-- DATA --
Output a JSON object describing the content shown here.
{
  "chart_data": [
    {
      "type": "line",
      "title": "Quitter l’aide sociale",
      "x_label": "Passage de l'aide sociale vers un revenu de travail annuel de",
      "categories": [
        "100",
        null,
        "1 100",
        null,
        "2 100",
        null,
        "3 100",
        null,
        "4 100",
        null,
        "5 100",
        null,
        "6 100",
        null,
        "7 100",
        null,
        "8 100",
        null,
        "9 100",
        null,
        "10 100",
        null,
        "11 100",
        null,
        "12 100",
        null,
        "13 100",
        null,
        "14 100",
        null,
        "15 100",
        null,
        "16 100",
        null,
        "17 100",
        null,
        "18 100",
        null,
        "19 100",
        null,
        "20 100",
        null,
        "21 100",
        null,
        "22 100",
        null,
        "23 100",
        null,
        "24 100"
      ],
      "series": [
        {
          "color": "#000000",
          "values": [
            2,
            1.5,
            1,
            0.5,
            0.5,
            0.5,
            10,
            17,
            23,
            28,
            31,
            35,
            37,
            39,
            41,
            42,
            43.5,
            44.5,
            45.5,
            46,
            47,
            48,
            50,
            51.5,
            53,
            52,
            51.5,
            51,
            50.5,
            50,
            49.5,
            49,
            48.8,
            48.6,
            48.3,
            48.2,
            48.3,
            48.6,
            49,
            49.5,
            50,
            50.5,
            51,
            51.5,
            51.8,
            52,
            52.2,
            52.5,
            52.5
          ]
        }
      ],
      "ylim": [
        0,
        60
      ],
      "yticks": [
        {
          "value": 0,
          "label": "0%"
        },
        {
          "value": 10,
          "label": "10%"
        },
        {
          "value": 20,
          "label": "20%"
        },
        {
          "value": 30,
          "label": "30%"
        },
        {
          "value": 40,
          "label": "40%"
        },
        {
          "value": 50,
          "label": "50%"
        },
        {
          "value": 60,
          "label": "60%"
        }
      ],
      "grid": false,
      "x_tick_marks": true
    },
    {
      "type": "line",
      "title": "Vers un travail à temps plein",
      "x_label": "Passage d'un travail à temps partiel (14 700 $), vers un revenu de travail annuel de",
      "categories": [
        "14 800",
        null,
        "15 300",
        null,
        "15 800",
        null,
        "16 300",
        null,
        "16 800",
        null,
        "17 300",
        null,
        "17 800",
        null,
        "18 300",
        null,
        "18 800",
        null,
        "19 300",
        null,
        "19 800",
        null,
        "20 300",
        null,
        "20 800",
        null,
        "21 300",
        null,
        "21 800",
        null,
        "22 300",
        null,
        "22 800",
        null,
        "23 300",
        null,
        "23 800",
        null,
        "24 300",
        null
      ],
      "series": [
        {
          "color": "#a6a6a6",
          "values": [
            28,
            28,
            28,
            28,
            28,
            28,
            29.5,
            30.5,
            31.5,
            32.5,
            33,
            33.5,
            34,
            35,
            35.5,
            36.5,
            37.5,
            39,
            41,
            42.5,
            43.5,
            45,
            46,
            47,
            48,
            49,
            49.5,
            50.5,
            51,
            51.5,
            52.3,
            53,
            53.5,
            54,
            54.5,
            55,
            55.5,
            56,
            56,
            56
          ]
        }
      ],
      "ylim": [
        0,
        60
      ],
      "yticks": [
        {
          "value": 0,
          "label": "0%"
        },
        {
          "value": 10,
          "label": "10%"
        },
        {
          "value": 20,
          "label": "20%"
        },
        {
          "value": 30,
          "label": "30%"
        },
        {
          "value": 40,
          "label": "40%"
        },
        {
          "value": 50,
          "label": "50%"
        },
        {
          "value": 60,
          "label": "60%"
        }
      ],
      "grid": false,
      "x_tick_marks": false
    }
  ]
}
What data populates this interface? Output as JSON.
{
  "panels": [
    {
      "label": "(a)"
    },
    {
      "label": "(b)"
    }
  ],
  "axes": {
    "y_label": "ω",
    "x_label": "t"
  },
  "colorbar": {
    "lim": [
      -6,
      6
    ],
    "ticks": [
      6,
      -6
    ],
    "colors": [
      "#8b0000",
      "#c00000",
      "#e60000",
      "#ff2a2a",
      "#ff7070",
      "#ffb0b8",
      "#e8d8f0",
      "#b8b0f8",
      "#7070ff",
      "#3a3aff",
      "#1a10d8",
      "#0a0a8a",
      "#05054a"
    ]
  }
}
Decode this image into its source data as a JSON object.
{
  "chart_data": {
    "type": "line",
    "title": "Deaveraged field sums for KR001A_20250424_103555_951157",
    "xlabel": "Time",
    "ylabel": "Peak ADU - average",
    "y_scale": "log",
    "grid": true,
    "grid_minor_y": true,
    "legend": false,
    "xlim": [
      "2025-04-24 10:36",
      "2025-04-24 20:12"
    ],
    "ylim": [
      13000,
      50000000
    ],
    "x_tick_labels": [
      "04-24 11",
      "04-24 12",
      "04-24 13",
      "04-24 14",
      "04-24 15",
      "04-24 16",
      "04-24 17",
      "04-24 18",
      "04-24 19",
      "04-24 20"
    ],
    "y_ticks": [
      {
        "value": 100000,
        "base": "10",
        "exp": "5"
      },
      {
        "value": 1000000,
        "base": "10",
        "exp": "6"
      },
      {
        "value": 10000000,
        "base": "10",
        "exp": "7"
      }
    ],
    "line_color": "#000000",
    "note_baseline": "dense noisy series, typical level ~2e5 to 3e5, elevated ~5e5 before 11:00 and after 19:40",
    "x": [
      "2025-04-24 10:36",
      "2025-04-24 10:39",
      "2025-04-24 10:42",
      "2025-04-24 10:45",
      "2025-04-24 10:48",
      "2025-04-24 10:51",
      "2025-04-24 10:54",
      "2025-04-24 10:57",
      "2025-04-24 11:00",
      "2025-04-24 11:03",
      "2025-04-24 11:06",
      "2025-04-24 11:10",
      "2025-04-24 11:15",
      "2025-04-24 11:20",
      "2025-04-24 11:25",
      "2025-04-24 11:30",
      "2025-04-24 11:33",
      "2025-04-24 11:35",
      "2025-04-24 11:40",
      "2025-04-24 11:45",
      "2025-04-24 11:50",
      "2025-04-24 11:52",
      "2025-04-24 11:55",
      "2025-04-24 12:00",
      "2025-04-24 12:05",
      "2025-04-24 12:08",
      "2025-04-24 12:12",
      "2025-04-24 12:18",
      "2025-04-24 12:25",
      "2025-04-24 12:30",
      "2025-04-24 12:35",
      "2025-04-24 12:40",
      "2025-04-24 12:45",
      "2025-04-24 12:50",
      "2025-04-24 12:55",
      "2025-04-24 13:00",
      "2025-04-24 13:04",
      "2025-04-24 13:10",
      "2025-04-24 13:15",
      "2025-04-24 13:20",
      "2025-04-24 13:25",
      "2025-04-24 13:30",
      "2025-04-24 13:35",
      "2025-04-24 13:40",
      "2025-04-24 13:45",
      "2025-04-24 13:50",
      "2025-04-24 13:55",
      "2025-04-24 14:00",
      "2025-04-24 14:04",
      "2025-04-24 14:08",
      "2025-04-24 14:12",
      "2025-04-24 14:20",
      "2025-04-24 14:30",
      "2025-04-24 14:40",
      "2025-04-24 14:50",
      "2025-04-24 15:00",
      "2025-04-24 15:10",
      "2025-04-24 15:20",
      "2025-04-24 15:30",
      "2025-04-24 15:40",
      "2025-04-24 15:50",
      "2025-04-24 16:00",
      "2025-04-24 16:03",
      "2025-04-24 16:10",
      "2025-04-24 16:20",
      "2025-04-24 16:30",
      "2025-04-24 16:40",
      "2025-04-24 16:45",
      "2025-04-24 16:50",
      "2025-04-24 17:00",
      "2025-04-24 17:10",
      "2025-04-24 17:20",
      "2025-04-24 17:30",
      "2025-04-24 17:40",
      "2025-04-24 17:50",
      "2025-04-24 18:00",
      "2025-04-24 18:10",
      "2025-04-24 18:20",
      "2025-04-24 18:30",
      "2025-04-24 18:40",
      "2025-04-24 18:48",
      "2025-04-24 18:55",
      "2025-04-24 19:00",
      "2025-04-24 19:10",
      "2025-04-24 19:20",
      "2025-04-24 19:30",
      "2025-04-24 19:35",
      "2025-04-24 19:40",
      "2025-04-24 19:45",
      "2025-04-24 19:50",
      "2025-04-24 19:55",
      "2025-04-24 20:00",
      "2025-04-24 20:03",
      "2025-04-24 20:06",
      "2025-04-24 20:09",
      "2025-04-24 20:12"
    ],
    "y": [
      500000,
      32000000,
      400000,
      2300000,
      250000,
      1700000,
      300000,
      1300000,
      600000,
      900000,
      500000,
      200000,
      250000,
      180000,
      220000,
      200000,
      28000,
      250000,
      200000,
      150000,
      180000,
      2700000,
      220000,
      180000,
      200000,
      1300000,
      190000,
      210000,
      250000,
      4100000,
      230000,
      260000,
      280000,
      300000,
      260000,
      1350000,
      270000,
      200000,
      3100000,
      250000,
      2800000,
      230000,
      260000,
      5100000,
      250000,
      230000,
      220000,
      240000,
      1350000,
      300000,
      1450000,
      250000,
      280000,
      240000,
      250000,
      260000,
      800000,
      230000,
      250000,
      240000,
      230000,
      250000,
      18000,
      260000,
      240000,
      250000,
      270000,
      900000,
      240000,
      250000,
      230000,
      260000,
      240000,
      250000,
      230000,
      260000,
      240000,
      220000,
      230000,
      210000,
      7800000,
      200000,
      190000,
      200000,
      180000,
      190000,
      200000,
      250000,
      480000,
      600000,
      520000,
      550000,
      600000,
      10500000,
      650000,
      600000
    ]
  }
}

-- INSTRUCTIONS TO FOLLOW --
Gather every line from the listing above in which "annuel" appears, and copy those lines.

-- RESULT OF THIS TASK --
      "x_label": "Passage de l'aide sociale vers un revenu de travail annuel de",
      "x_label": "Passage d'un travail à temps partiel (14 700 $), vers un revenu de travail annuel de",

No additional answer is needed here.